--- Task material ---
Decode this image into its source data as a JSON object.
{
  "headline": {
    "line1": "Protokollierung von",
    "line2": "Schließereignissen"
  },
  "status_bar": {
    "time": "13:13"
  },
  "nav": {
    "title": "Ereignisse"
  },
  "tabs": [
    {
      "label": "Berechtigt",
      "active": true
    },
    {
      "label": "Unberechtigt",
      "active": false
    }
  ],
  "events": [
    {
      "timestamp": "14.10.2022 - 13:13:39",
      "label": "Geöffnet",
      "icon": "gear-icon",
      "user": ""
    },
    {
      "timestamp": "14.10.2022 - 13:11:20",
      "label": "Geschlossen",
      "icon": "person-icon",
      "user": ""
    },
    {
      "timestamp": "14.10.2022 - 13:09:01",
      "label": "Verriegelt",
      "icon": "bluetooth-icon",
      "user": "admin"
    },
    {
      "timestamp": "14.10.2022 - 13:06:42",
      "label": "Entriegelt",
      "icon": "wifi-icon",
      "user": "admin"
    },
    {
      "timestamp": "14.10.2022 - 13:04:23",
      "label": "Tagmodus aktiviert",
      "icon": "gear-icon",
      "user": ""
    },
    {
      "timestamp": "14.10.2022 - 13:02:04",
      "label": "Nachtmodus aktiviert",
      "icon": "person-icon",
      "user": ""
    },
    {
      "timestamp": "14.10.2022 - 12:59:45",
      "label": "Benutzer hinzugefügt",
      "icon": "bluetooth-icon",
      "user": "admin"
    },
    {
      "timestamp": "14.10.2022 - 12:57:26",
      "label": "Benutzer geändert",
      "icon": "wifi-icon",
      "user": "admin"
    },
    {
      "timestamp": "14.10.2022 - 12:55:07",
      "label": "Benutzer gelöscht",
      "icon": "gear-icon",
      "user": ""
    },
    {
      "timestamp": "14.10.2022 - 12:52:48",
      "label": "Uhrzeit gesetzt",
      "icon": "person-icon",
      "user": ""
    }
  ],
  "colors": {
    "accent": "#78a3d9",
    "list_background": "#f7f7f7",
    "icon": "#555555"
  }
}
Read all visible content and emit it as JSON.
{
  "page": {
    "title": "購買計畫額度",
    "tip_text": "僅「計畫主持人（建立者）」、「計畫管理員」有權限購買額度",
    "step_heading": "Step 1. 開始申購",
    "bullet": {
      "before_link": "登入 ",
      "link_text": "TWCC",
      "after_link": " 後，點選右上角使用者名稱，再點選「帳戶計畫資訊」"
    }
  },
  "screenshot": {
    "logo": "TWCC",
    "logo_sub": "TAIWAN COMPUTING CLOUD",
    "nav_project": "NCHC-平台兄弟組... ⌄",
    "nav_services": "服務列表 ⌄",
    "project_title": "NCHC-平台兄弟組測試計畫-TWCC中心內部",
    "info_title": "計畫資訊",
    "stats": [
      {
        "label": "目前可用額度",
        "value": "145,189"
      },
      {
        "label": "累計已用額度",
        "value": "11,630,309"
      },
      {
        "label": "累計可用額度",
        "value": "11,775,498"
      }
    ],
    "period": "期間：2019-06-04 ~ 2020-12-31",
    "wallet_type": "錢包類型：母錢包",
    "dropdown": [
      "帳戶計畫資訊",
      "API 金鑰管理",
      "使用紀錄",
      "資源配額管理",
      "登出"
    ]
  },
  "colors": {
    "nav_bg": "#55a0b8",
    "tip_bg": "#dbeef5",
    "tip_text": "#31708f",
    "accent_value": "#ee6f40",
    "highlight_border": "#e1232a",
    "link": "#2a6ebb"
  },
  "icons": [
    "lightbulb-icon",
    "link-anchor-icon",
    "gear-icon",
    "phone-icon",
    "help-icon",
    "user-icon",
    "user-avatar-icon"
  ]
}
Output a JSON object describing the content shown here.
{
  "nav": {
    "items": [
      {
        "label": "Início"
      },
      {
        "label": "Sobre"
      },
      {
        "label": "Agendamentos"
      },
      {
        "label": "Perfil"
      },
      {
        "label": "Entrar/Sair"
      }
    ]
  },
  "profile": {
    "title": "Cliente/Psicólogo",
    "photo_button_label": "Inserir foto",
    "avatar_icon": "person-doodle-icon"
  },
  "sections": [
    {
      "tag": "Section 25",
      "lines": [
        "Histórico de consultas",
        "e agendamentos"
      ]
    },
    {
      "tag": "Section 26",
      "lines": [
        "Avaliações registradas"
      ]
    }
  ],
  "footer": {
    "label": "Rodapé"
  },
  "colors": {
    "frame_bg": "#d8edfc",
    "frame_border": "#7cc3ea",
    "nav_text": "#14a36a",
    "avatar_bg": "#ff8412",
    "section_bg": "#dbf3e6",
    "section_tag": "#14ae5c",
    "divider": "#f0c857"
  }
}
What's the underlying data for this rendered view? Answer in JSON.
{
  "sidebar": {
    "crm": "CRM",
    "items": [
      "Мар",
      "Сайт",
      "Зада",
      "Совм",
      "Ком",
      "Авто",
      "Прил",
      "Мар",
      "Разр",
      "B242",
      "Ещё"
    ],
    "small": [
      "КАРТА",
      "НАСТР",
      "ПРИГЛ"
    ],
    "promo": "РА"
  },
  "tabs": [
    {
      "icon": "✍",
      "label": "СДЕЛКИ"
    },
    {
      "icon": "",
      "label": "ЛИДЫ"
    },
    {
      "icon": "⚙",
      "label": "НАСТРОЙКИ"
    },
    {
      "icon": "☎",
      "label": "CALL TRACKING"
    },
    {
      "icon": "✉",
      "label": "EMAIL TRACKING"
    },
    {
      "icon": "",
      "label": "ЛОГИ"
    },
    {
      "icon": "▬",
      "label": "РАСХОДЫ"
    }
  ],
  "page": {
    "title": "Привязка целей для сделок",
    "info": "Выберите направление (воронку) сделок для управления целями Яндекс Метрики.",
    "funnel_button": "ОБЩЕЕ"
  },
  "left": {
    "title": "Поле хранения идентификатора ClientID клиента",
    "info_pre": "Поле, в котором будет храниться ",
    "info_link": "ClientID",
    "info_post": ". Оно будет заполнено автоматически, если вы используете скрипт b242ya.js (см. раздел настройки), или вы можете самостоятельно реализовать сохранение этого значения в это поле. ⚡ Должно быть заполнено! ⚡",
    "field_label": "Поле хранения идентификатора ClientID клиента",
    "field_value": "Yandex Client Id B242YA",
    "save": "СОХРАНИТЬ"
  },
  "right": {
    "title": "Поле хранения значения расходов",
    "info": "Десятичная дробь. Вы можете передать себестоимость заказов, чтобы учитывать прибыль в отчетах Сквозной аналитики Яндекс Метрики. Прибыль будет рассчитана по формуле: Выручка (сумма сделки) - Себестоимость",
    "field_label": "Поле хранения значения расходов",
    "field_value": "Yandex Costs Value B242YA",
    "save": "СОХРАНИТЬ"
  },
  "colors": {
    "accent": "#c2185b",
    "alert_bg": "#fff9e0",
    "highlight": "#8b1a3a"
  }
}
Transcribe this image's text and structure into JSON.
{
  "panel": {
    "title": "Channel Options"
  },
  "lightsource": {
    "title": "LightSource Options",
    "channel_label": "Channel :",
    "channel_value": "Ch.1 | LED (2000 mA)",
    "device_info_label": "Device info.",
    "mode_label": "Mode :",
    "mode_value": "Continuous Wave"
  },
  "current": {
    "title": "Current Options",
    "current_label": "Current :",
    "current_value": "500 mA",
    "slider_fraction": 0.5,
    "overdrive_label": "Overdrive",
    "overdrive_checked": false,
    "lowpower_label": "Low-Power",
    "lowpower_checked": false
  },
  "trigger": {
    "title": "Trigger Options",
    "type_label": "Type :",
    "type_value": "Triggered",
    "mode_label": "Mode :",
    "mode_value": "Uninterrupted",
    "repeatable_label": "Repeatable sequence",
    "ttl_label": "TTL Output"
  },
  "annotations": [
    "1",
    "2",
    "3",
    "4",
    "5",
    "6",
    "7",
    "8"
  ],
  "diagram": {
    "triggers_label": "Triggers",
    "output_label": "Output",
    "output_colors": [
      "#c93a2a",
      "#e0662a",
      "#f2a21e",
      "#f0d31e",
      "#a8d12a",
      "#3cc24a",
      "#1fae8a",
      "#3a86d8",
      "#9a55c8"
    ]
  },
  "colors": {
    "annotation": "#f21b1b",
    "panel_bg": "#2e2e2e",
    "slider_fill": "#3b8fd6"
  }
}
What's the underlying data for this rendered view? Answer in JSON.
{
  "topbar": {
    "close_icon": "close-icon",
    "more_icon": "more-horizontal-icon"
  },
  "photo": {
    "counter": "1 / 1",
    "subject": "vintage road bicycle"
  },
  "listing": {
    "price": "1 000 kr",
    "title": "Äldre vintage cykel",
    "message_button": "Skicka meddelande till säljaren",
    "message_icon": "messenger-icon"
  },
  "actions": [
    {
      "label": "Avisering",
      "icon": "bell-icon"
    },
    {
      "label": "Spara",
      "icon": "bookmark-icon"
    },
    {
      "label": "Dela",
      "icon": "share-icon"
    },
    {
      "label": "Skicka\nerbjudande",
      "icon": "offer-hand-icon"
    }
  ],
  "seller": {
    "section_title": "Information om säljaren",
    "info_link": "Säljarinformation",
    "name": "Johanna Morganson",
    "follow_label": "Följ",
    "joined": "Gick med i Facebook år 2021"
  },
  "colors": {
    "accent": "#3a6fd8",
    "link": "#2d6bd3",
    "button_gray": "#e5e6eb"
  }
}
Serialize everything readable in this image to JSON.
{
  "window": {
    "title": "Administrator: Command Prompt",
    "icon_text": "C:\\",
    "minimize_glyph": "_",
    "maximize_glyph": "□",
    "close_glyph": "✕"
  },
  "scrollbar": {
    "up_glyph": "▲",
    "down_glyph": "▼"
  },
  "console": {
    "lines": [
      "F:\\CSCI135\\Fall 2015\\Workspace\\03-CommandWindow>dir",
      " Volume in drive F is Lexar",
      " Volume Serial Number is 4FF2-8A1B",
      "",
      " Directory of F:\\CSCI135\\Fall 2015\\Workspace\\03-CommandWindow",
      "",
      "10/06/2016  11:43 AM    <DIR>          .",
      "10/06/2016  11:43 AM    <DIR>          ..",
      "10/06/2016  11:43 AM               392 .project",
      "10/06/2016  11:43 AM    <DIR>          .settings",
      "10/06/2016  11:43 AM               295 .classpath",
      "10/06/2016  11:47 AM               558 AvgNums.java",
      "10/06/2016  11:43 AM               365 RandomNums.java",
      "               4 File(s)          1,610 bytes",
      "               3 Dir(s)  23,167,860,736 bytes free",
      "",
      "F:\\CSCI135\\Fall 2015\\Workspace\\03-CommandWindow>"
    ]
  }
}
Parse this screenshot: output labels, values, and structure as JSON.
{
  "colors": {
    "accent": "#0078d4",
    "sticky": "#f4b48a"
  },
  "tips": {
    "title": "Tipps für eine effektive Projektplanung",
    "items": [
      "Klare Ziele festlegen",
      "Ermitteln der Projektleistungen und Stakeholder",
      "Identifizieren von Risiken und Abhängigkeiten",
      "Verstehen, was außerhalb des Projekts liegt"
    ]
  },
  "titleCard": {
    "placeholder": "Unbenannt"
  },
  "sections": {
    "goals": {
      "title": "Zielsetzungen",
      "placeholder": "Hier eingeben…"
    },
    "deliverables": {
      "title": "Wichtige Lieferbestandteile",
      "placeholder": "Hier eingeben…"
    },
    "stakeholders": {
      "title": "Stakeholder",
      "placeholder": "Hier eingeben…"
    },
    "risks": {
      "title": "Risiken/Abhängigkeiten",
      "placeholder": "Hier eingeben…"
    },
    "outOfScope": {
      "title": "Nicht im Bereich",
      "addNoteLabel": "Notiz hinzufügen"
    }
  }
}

--- Instructions to follow ---
From the entries above, pull out each line that includes "Fall".

--- Solution to the exercise ---
      "F:\\CSCI135\\Fall 2015\\Workspace\\03-CommandWindow>dir",
      " Directory of F:\\CSCI135\\Fall 2015\\Workspace\\03-CommandWindow",
      "F:\\CSCI135\\Fall 2015\\Workspace\\03-CommandWindow>"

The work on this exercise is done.